BEGIN MATERIAL FOR THIS EXERCISE

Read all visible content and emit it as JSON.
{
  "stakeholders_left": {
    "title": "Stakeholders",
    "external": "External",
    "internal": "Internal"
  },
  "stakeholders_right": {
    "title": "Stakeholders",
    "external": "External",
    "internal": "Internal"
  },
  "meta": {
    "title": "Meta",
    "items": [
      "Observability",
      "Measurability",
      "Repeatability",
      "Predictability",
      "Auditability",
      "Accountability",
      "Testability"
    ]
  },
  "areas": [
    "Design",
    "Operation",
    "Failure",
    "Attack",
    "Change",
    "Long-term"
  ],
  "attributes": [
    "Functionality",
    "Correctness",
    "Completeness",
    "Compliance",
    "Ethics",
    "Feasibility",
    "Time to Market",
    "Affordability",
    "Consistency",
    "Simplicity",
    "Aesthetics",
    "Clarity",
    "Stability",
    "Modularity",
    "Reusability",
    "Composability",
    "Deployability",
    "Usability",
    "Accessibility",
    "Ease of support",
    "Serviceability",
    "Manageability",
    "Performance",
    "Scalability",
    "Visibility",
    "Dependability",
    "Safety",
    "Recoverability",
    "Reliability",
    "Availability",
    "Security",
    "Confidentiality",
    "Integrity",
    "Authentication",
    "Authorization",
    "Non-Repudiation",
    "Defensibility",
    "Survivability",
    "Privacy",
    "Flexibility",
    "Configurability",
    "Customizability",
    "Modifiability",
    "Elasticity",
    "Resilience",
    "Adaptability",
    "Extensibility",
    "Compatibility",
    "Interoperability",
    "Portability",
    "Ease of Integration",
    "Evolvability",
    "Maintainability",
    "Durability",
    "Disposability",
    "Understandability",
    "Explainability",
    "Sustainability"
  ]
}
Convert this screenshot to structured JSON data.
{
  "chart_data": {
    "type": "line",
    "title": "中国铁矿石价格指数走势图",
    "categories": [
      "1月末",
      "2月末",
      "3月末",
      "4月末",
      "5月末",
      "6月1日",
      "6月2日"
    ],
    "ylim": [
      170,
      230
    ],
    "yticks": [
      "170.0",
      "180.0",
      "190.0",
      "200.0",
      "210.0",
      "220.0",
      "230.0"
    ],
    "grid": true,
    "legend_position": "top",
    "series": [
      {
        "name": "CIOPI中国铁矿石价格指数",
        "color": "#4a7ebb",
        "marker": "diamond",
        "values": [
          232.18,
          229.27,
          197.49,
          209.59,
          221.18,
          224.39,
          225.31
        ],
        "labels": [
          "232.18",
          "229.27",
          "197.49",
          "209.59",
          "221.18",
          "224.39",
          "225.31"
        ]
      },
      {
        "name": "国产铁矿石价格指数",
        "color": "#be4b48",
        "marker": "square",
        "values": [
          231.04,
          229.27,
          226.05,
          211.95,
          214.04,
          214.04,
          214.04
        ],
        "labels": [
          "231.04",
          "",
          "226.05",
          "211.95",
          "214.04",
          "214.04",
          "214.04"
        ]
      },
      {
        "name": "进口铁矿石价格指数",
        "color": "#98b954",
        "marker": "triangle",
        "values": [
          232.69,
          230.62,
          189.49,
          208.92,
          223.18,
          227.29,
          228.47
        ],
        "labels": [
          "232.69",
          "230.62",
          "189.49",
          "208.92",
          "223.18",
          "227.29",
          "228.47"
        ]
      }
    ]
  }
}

END MATERIAL FOR THIS EXERCISE

§ YOUR INSTRUCTIONS
Make an exact copy of the data above.

§ OUTPUT FOR THIS TASK
Read all visible content and emit it as JSON.
{
  "stakeholders_left": {
    "title": "Stakeholders",
    "external": "External",
    "internal": "Internal"
  },
  "stakeholders_right": {
    "title": "Stakeholders",
    "external": "External",
    "internal": "Internal"
  },
  "meta": {
    "title": "Meta",
    "items": [
      "Observability",
      "Measurability",
      "Repeatability",
      "Predictability",
      "Auditability",
      "Accountability",
      "Testability"
    ]
  },
  "areas": [
    "Design",
    "Operation",
    "Failure",
    "Attack",
    "Change",
    "Long-term"
  ],
  "attributes": [
    "Functionality",
    "Correctness",
    "Completeness",
    "Compliance",
    "Ethics",
    "Feasibility",
    "Time to Market",
    "Affordability",
    "Consistency",
    "Simplicity",
    "Aesthetics",
    "Clarity",
    "Stability",
    "Modularity",
    "Reusability",
    "Composability",
    "Deployability",
    "Usability",
    "Accessibility",
    "Ease of support",
    "Serviceability",
    "Manageability",
    "Performance",
    "Scalability",
    "Visibility",
    "Dependability",
    "Safety",
    "Recoverability",
    "Reliability",
    "Availability",
    "Security",
    "Confidentiality",
    "Integrity",
    "Authentication",
    "Authorization",
    "Non-Repudiation",
    "Defensibility",
    "Survivability",
    "Privacy",
    "Flexibility",
    "Configurability",
    "Customizability",
    "Modifiability",
    "Elasticity",
    "Resilience",
    "Adaptability",
    "Extensibility",
    "Compatibility",
    "Interoperability",
    "Portability",
    "Ease of Integration",
    "Evolvability",
    "Maintainability",
    "Durability",
    "Disposability",
    "Understandability",
    "Explainability",
    "Sustainability"
  ]
}
Convert this screenshot to structured JSON data.
{
  "chart_data": {
    "type": "line",
    "title": "中国铁矿石价格指数走势图",
    "categories": [
      "1月末",
      "2月末",
      "3月末",
      "4月末",
      "5月末",
      "6月1日",
      "6月2日"
    ],
    "ylim": [
      170,
      230
    ],
    "yticks": [
      "170.0",
      "180.0",
      "190.0",
      "200.0",
      "210.0",
      "220.0",
      "230.0"
    ],
    "grid": true,
    "legend_position": "top",
    "series": [
      {
        "name": "CIOPI中国铁矿石价格指数",
        "color": "#4a7ebb",
        "marker": "diamond",
        "values": [
          232.18,
          229.27,
          197.49,
          209.59,
          221.18,
          224.39,
          225.31
        ],
        "labels": [
          "232.18",
          "229.27",
          "197.49",
          "209.59",
          "221.18",
          "224.39",
          "225.31"
        ]
      },
      {
        "name": "国产铁矿石价格指数",
        "color": "#be4b48",
        "marker": "square",
        "values": [
          231.04,
          229.27,
          226.05,
          211.95,
          214.04,
          214.04,
          214.04
        ],
        "labels": [
          "231.04",
          "",
          "226.05",
          "211.95",
          "214.04",
          "214.04",
          "214.04"
        ]
      },
      {
        "name": "进口铁矿石价格指数",
        "color": "#98b954",
        "marker": "triangle",
        "values": [
          232.69,
          230.62,
          189.49,
          208.92,
          223.18,
          227.29,
          228.47
        ],
        "labels": [
          "232.69",
          "230.62",
          "189.49",
          "208.92",
          "223.18",
          "227.29",
          "228.47"
        ]
      }
    ]
  }
}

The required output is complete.